--- Begin ---

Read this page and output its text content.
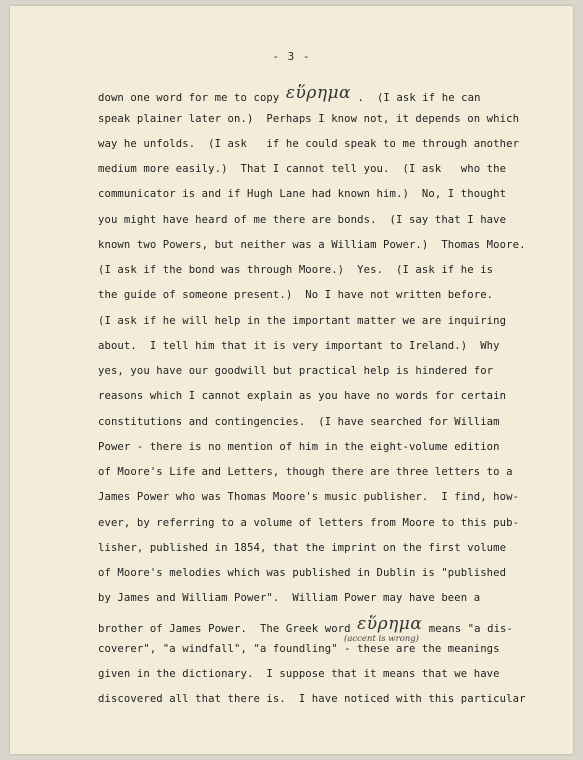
- 3 -
down one word for me to copy εὕρημα .  (I ask if he can
speak plainer later on.)  Perhaps I know not, it depends on which
way he unfolds.  (I ask   if he could speak to me through another
medium more easily.)  That I cannot tell you.  (I ask   who the
communicator is and if Hugh Lane had known him.)  No, I thought
you might have heard of me there are bonds.  (I say that I have
known two Powers, but neither was a William Power.)  Thomas Moore.
(I ask if the bond was through Moore.)  Yes.  (I ask if he is
the guide of someone present.)  No I have not written before.
(I ask if he will help in the important matter we are inquiring
about.  I tell him that it is very important to Ireland.)  Why
yes, you have our goodwill but practical help is hindered for
reasons which I cannot explain as you have no words for certain
constitutions and contingencies.  (I have searched for William
Power - there is no mention of him in the eight-volume edition
of Moore's Life and Letters, though there are three letters to a
James Power who was Thomas Moore's music publisher.  I find, how-
ever, by referring to a volume of letters from Moore to this pub-
lisher, published in 1854, that the imprint on the first volume
of Moore's melodies which was published in Dublin is "published
by James and William Power".  William Power may have been a
brother of James Power.  The Greek word εὕρημα means "a dis-
(accent is wrong)
coverer", "a windfall", "a foundling" - these are the meanings
given in the dictionary.  I suppose that it means that we have
discovered all that there is.  I have noticed with this particular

--- End ---

▸ Description of the task
Copy each line above precisely, dropping the pictures.

▸ Task response
Read this page and output its text content.
- 3 -
down one word for me to copy εὕρημα .  (I ask if he can
speak plainer later on.)  Perhaps I know not, it depends on which
way he unfolds.  (I ask   if he could speak to me through another
medium more easily.)  That I cannot tell you.  (I ask   who the
communicator is and if Hugh Lane had known him.)  No, I thought
you might have heard of me there are bonds.  (I say that I have
known two Powers, but neither was a William Power.)  Thomas Moore.
(I ask if the bond was through Moore.)  Yes.  (I ask if he is
the guide of someone present.)  No I have not written before.
(I ask if he will help in the important matter we are inquiring
about.  I tell him that it is very important to Ireland.)  Why
yes, you have our goodwill but practical help is hindered for
reasons which I cannot explain as you have no words for certain
constitutions and contingencies.  (I have searched for William
Power - there is no mention of him in the eight-volume edition
of Moore's Life and Letters, though there are three letters to a
James Power who was Thomas Moore's music publisher.  I find, how-
ever, by referring to a volume of letters from Moore to this pub-
lisher, published in 1854, that the imprint on the first volume
of Moore's melodies which was published in Dublin is "published
by James and William Power".  William Power may have been a
brother of James Power.  The Greek word εὕρημα means "a dis-
(accent is wrong)
coverer", "a windfall", "a foundling" - these are the meanings
given in the dictionary.  I suppose that it means that we have
discovered all that there is.  I have noticed with this particular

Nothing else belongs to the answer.